Directives:
1 - Repeat the text of the archery forum thread between "I choose to" and "(Aug 22, 2016)", inclusive.
2 - Pick up the archery forum thread where it stops and keep writing it.

Text section:
* BEGIN *

If you are not competing, do whatever you like. There's no reason why you should not use a sight on a recurve.

The only people that I could think of that would tell you NOT to put a sight on a recurve would be the Ultra-traditionalist - those shooting one piece bows off the shelfs or fingers, or those that shoot "Instinctive".

Honestly, whichever float your boat, have at it.


----------



## jjasilli (Jan 7, 2021)

Exception: IMHO it's not ok to dill new holes in a vintage bow to mount sights today. (Then again, many a vintage bow was drilled back in the day.) For a bow quiver, I still wouldn't put new holes in a vintage bow.


----------



## vincenthanna (Feb 25, 2020)

I choose to shoot no sights off the shelf because I am trying to teach myself to hit where I am looking. I will always shoot and hunt with a sighted compound, but there is a special sense of satisfaction for hitting the bullseye while shooting off the shelf with no sights. It is a great feeling when it all comes together and you shoot well. I dont get that same feeling when I drill the bullseye over and over with my sighted compound.


----------



## GCook (Aug 22, 2016)

If you want to then use one.

If you want to compete then you either need to find a classification or organization that allows it.

If it works for you and you enjoy it then do it. 

You don't need us to validate your recreational enjoyment. 

Sent from my SM-G892A using Tapatalk


----------



## lameduck (Jul 24, 2019)

GEREP said:


> For me, archery is recreation. The only reason to use or not use something is level of enjoyment. If I enjoy using something more than I enjoy not using it, I'll use it. It's as simple as that.
> 
> KPC


^^^This

I know shooting with a rest is more accurate than shooting off the shelf (because I have tried both). But I find it more enjoyable to shoot the more traditional way. 

I currently shoot a recurve with a wooden riser. So (Lord willing), my next down step maybe longbow + wood arrows. For now, I don't see myself taking it too far...like getting a horse to ride on while shooting.


----------



## Pyme (May 6, 2015)

Many years ago (~40+ years ago....), I was shooting target archery, and got to where I was exploring the Junior Olympics. I was obviously using a sight on a recurve.

I was also roaming the woods, "stumping shooting" with others bows, without a sight.

* END *

Records supplied:
* BEGIN *

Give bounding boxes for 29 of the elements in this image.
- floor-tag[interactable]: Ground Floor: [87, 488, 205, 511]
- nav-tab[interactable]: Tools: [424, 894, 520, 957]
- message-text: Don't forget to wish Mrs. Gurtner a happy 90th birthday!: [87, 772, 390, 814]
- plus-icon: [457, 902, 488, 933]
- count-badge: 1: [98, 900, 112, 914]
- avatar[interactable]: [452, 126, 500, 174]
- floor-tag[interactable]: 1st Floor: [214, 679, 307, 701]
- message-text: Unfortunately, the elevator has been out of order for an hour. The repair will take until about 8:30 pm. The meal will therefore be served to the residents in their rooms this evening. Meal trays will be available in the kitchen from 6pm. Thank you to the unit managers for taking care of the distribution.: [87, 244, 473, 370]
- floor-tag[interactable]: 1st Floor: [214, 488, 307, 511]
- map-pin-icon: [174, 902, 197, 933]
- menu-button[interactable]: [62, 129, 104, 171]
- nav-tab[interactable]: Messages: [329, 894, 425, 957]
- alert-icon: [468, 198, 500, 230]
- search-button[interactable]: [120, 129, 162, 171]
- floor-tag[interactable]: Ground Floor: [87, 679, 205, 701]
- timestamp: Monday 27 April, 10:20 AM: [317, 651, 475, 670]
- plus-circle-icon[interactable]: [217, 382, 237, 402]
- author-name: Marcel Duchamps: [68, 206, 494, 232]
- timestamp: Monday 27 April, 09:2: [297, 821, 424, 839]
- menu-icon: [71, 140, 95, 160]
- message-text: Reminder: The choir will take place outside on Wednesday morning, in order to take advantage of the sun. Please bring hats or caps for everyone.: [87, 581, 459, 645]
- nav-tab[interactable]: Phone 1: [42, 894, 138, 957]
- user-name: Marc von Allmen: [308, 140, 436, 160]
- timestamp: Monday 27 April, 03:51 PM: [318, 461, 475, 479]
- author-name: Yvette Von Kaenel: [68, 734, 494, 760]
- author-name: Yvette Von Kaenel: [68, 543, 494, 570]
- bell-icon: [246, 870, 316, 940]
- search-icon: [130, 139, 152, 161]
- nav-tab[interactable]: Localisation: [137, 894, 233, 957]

* END *

Responses by task:
1 -
I choose to shoot no sights off the shelf because I am trying to teach myself to hit where I am looking. I will always shoot and hunt with a sighted compound, but there is a special sense of satisfaction for hitting the bullseye while shooting off the shelf with no sights. It is a great feeling when it all comes together and you shoot well. I dont get that same feeling when I drill the bullseye over and over with my sighted compound.


----------



## GCook (Aug 22, 2016)

2 -
It got to a point that I realized that I was enjoying one much more than the other, so I just dropped one in favor of the other.

In case you're wondering, I haven't used a sight on a recurve since....


----------



## Brassplyer (Mar 2, 2021)

GCook said:


> If it works for you and you enjoy it then do it.
> 
> You don't need us to validate your recreational enjoyment.


Nothing to do with validation - since I'm not that familiar with it I just wondered if some feel there's a technical/technique reason why one might be better off not using a sight. I don't see anyone coming up with anything like that.


----------



## Hank D Thoreau (Dec 9, 2008)

I can't see a technical reason to not use a sight unless you are doing something like speed shooting or aerials.


----------



## camperjim (Oct 22, 2016)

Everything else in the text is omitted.